What to work on:
Set the data down again, exactly as it reads, but without the pictures.
[Start Working data]
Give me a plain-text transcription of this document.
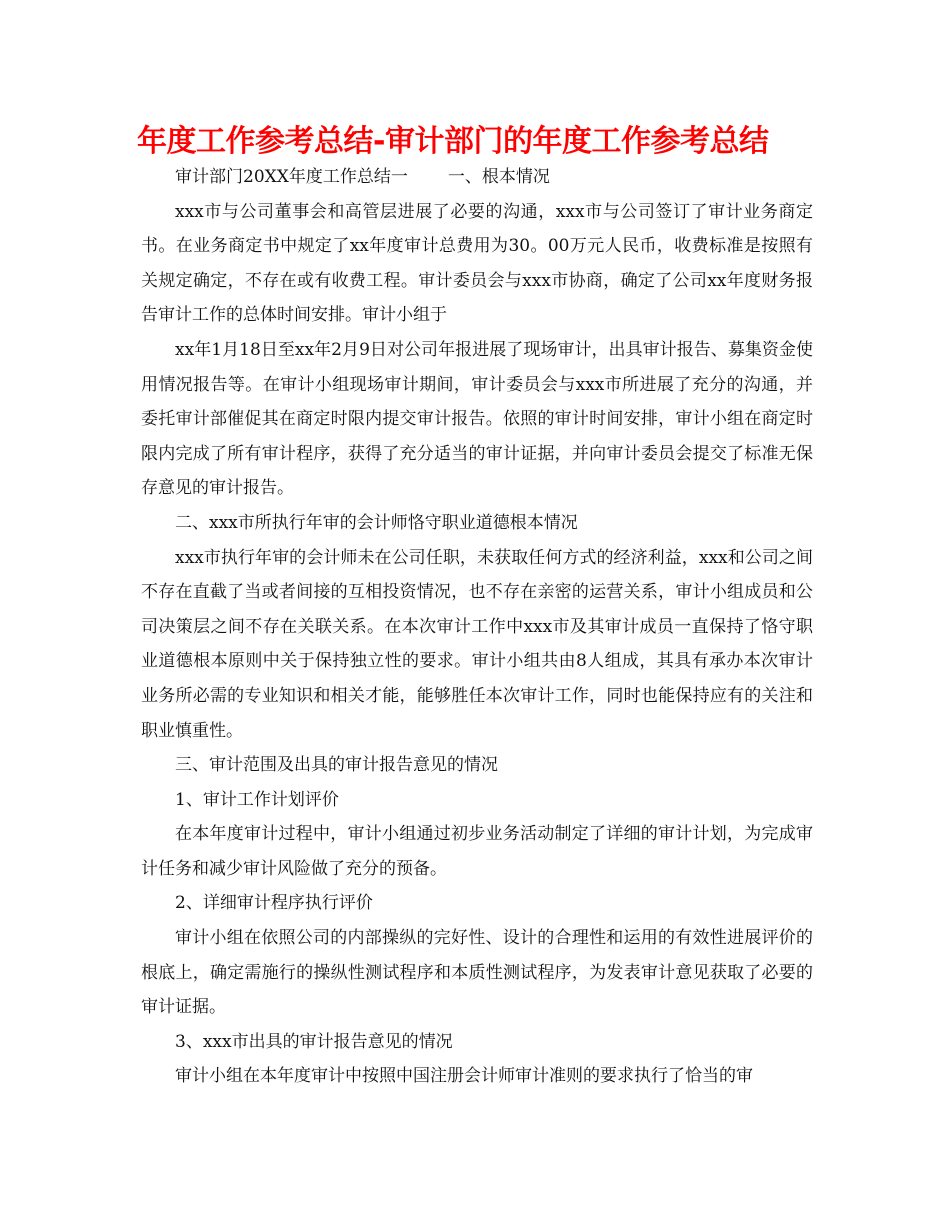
年度工作参考总结-审计部门的年度工作参考总结

审计部门20XX年度工作总结一 一、根本情况

xxx市与公司董事会和高管层进展了必要的沟通，xxx市与公司签订了审计业务商定书。在业务商定书中规定了xx年度审计总费用为30。00万元人民币，收费标准是按照有关规定确定，不存在或有收费工程。审计委员会与xxx市协商，确定了公司xx年度财务报告审计工作的总体时间安排。审计小组于

xx年1月18日至xx年2月9日对公司年报进展了现场审计，出具审计报告、募集资金使用情况报告等。在审计小组现场审计期间，审计委员会与xxx市所进展了充分的沟通，并委托审计部催促其在商定时限内提交审计报告。依照的审计时间安排，审计小组在商定时限内完成了所有审计程序，获得了充分适当的审计证据，并向审计委员会提交了标准无保存意见的审计报告。

二、xxx市所执行年审的会计师恪守职业道德根本情况

xxx市执行年审的会计师未在公司任职，未获取任何方式的经济利益，xxx和公司之间不存在直截了当或者间接的互相投资情况，也不存在亲密的运营关系，审计小组成员和公司决策层之间不存在关联关系。在本次审计工作中xxx市及其审计成员一直保持了恪守职业道德根本原则中关于保持独立性的要求。审计小组共由8人组成，其具有承办本次审计业务所必需的专业知识和相关才能，能够胜任本次审计工作，同时也能保持应有的关注和职业慎重性。

三、审计范围及出具的审计报告意见的情况

1、审计工作计划评价

在本年度审计过程中，审计小组通过初步业务活动制定了详细的审计计划，为完成审计任务和减少审计风险做了充分的预备。

2、详细审计程序执行评价

审计小组在依照公司的内部操纵的完好性、设计的合理性和运用的有效性进展评价的根底上，确定需施行的操纵性测试程序和本质性测试程序，为发表审计意见获取了必要的审计证据。

3、xxx市出具的审计报告意见的情况

审计小组在本年度审计中按照中国注册会计师审计准则的要求执行了恰当的审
[End Working data]
The completed task:
Give me a plain-text transcription of this document.
年度工作参考总结-审计部门的年度工作参考总结

审计部门20XX年度工作总结一 一、根本情况

xxx市与公司董事会和高管层进展了必要的沟通，xxx市与公司签订了审计业务商定书。在业务商定书中规定了xx年度审计总费用为30。00万元人民币，收费标准是按照有关规定确定，不存在或有收费工程。审计委员会与xxx市协商，确定了公司xx年度财务报告审计工作的总体时间安排。审计小组于

xx年1月18日至xx年2月9日对公司年报进展了现场审计，出具审计报告、募集资金使用情况报告等。在审计小组现场审计期间，审计委员会与xxx市所进展了充分的沟通，并委托审计部催促其在商定时限内提交审计报告。依照的审计时间安排，审计小组在商定时限内完成了所有审计程序，获得了充分适当的审计证据，并向审计委员会提交了标准无保存意见的审计报告。

二、xxx市所执行年审的会计师恪守职业道德根本情况

xxx市执行年审的会计师未在公司任职，未获取任何方式的经济利益，xxx和公司之间不存在直截了当或者间接的互相投资情况，也不存在亲密的运营关系，审计小组成员和公司决策层之间不存在关联关系。在本次审计工作中xxx市及其审计成员一直保持了恪守职业道德根本原则中关于保持独立性的要求。审计小组共由8人组成，其具有承办本次审计业务所必需的专业知识和相关才能，能够胜任本次审计工作，同时也能保持应有的关注和职业慎重性。

三、审计范围及出具的审计报告意见的情况

1、审计工作计划评价

在本年度审计过程中，审计小组通过初步业务活动制定了详细的审计计划，为完成审计任务和减少审计风险做了充分的预备。

2、详细审计程序执行评价

审计小组在依照公司的内部操纵的完好性、设计的合理性和运用的有效性进展评价的根底上，确定需施行的操纵性测试程序和本质性测试程序，为发表审计意见获取了必要的审计证据。

3、xxx市出具的审计报告意见的情况

审计小组在本年度审计中按照中国注册会计师审计准则的要求执行了恰当的审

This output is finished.